WORK TO COMPLETE:
Repeat each entry exactly and drop the pictures.

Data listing
☆ ☆ ☆

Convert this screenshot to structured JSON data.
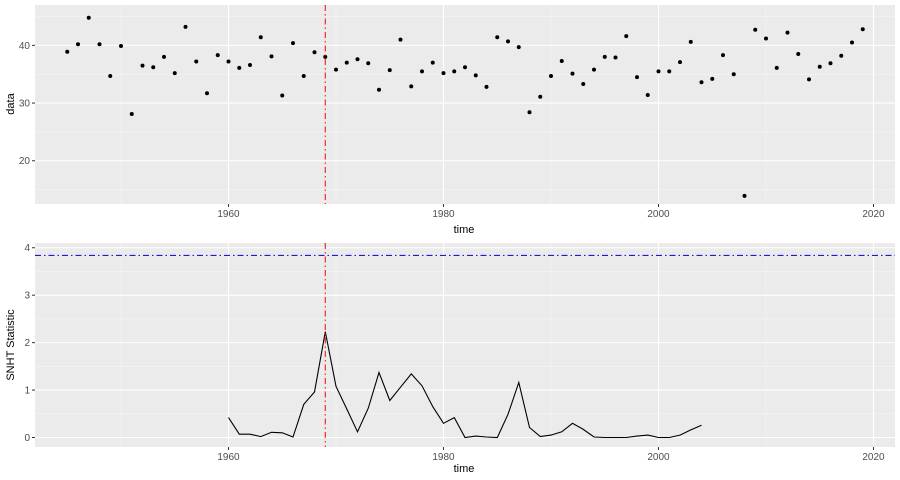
{
  "chart_data": [
    {
      "type": "scatter",
      "xlabel": "time",
      "ylabel": "data",
      "xlim": [
        1942,
        2022
      ],
      "ylim": [
        12.5,
        47
      ],
      "x_ticks": [
        1960,
        1980,
        2000,
        2020
      ],
      "y_ticks": [
        20,
        30,
        40
      ],
      "x_tick_labels": [
        "1960",
        "1980",
        "2000",
        "2020"
      ],
      "y_tick_labels": [
        "20",
        "30",
        "40"
      ],
      "grid": true,
      "vline_x": 1969,
      "vline_color": "#ff0000",
      "point_color": "#000000",
      "panel_bg": "#ebebeb",
      "x": [
        1945,
        1946,
        1947,
        1948,
        1949,
        1950,
        1951,
        1952,
        1953,
        1954,
        1955,
        1956,
        1957,
        1958,
        1959,
        1960,
        1961,
        1962,
        1963,
        1964,
        1965,
        1966,
        1967,
        1968,
        1969,
        1970,
        1971,
        1972,
        1973,
        1974,
        1975,
        1976,
        1977,
        1978,
        1979,
        1980,
        1981,
        1982,
        1983,
        1984,
        1985,
        1986,
        1987,
        1988,
        1989,
        1990,
        1991,
        1992,
        1993,
        1994,
        1995,
        1996,
        1997,
        1998,
        1999,
        2000,
        2001,
        2002,
        2003,
        2004,
        2005,
        2006,
        2007,
        2008,
        2009,
        2010,
        2011,
        2012,
        2013,
        2014,
        2015,
        2016,
        2017,
        2018,
        2019
      ],
      "y": [
        38.9,
        40.2,
        44.8,
        40.2,
        34.7,
        39.9,
        28.1,
        36.5,
        36.2,
        38.0,
        35.2,
        43.2,
        37.2,
        31.7,
        38.3,
        37.2,
        36.1,
        36.6,
        41.4,
        38.1,
        31.3,
        40.4,
        34.7,
        38.8,
        38.0,
        35.8,
        37.0,
        37.6,
        36.9,
        32.3,
        35.7,
        41.0,
        32.9,
        35.5,
        37.0,
        35.2,
        35.5,
        36.2,
        34.8,
        32.8,
        41.4,
        40.7,
        39.7,
        28.4,
        31.1,
        34.7,
        37.3,
        35.1,
        33.3,
        35.8,
        38.0,
        37.9,
        41.6,
        34.5,
        31.4,
        35.5,
        35.5,
        37.1,
        40.6,
        33.6,
        34.2,
        38.3,
        35.0,
        13.9,
        42.7,
        41.2,
        36.1,
        42.2,
        38.5,
        34.1,
        36.3,
        36.9,
        38.2,
        40.5,
        42.8
      ]
    },
    {
      "type": "line",
      "xlabel": "time",
      "ylabel": "SNHT Statistic",
      "xlim": [
        1942,
        2022
      ],
      "ylim": [
        -0.2,
        4.1
      ],
      "x_ticks": [
        1960,
        1980,
        2000,
        2020
      ],
      "y_ticks": [
        0,
        1,
        2,
        3,
        4
      ],
      "x_tick_labels": [
        "1960",
        "1980",
        "2000",
        "2020"
      ],
      "y_tick_labels": [
        "0",
        "1",
        "2",
        "3",
        "4"
      ],
      "grid": true,
      "vline_x": 1969,
      "vline_color": "#ff0000",
      "hline_y": 3.84,
      "hline_color": "#0000cd",
      "line_color": "#000000",
      "panel_bg": "#ebebeb",
      "x": [
        1960,
        1961,
        1962,
        1963,
        1964,
        1965,
        1966,
        1967,
        1968,
        1969,
        1970,
        1971,
        1972,
        1973,
        1974,
        1975,
        1976,
        1977,
        1978,
        1979,
        1980,
        1981,
        1982,
        1983,
        1984,
        1985,
        1986,
        1987,
        1988,
        1989,
        1990,
        1991,
        1992,
        1993,
        1994,
        1995,
        1996,
        1997,
        1998,
        1999,
        2000,
        2001,
        2002,
        2003,
        2004
      ],
      "y": [
        0.42,
        0.07,
        0.07,
        0.02,
        0.11,
        0.1,
        0.01,
        0.7,
        0.96,
        2.23,
        1.08,
        0.6,
        0.12,
        0.62,
        1.37,
        0.78,
        1.06,
        1.34,
        1.09,
        0.65,
        0.3,
        0.42,
        0.0,
        0.03,
        0.01,
        0.0,
        0.49,
        1.16,
        0.21,
        0.02,
        0.05,
        0.12,
        0.3,
        0.17,
        0.01,
        0.0,
        0.0,
        0.0,
        0.03,
        0.05,
        0.0,
        0.0,
        0.05,
        0.16,
        0.26
      ]
    }
  ]
}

☆ ☆ ☆

RESULT:
Convert this screenshot to structured JSON data.
{
  "chart_data": [
    {
      "type": "scatter",
      "xlabel": "time",
      "ylabel": "data",
      "xlim": [
        1942,
        2022
      ],
      "ylim": [
        12.5,
        47
      ],
      "x_ticks": [
        1960,
        1980,
        2000,
        2020
      ],
      "y_ticks": [
        20,
        30,
        40
      ],
      "x_tick_labels": [
        "1960",
        "1980",
        "2000",
        "2020"
      ],
      "y_tick_labels": [
        "20",
        "30",
        "40"
      ],
      "grid": true,
      "vline_x": 1969,
      "vline_color": "#ff0000",
      "point_color": "#000000",
      "panel_bg": "#ebebeb",
      "x": [
        1945,
        1946,
        1947,
        1948,
        1949,
        1950,
        1951,
        1952,
        1953,
        1954,
        1955,
        1956,
        1957,
        1958,
        1959,
        1960,
        1961,
        1962,
        1963,
        1964,
        1965,
        1966,
        1967,
        1968,
        1969,
        1970,
        1971,
        1972,
        1973,
        1974,
        1975,
        1976,
        1977,
        1978,
        1979,
        1980,
        1981,
        1982,
        1983,
        1984,
        1985,
        1986,
        1987,
        1988,
        1989,
        1990,
        1991,
        1992,
        1993,
        1994,
        1995,
        1996,
        1997,
        1998,
        1999,
        2000,
        2001,
        2002,
        2003,
        2004,
        2005,
        2006,
        2007,
        2008,
        2009,
        2010,
        2011,
        2012,
        2013,
        2014,
        2015,
        2016,
        2017,
        2018,
        2019
      ],
      "y": [
        38.9,
        40.2,
        44.8,
        40.2,
        34.7,
        39.9,
        28.1,
        36.5,
        36.2,
        38.0,
        35.2,
        43.2,
        37.2,
        31.7,
        38.3,
        37.2,
        36.1,
        36.6,
        41.4,
        38.1,
        31.3,
        40.4,
        34.7,
        38.8,
        38.0,
        35.8,
        37.0,
        37.6,
        36.9,
        32.3,
        35.7,
        41.0,
        32.9,
        35.5,
        37.0,
        35.2,
        35.5,
        36.2,
        34.8,
        32.8,
        41.4,
        40.7,
        39.7,
        28.4,
        31.1,
        34.7,
        37.3,
        35.1,
        33.3,
        35.8,
        38.0,
        37.9,
        41.6,
        34.5,
        31.4,
        35.5,
        35.5,
        37.1,
        40.6,
        33.6,
        34.2,
        38.3,
        35.0,
        13.9,
        42.7,
        41.2,
        36.1,
        42.2,
        38.5,
        34.1,
        36.3,
        36.9,
        38.2,
        40.5,
        42.8
      ]
    },
    {
      "type": "line",
      "xlabel": "time",
      "ylabel": "SNHT Statistic",
      "xlim": [
        1942,
        2022
      ],
      "ylim": [
        -0.2,
        4.1
      ],
      "x_ticks": [
        1960,
        1980,
        2000,
        2020
      ],
      "y_ticks": [
        0,
        1,
        2,
        3,
        4
      ],
      "x_tick_labels": [
        "1960",
        "1980",
        "2000",
        "2020"
      ],
      "y_tick_labels": [
        "0",
        "1",
        "2",
        "3",
        "4"
      ],
      "grid": true,
      "vline_x": 1969,
      "vline_color": "#ff0000",
      "hline_y": 3.84,
      "hline_color": "#0000cd",
      "line_color": "#000000",
      "panel_bg": "#ebebeb",
      "x": [
        1960,
        1961,
        1962,
        1963,
        1964,
        1965,
        1966,
        1967,
        1968,
        1969,
        1970,
        1971,
        1972,
        1973,
        1974,
        1975,
        1976,
        1977,
        1978,
        1979,
        1980,
        1981,
        1982,
        1983,
        1984,
        1985,
        1986,
        1987,
        1988,
        1989,
        1990,
        1991,
        1992,
        1993,
        1994,
        1995,
        1996,
        1997,
        1998,
        1999,
        2000,
        2001,
        2002,
        2003,
        2004
      ],
      "y": [
        0.42,
        0.07,
        0.07,
        0.02,
        0.11,
        0.1,
        0.01,
        0.7,
        0.96,
        2.23,
        1.08,
        0.6,
        0.12,
        0.62,
        1.37,
        0.78,
        1.06,
        1.34,
        1.09,
        0.65,
        0.3,
        0.42,
        0.0,
        0.03,
        0.01,
        0.0,
        0.49,
        1.16,
        0.21,
        0.02,
        0.05,
        0.12,
        0.3,
        0.17,
        0.01,
        0.0,
        0.0,
        0.0,
        0.03,
        0.05,
        0.0,
        0.0,
        0.05,
        0.16,
        0.26
      ]
    }
  ]
}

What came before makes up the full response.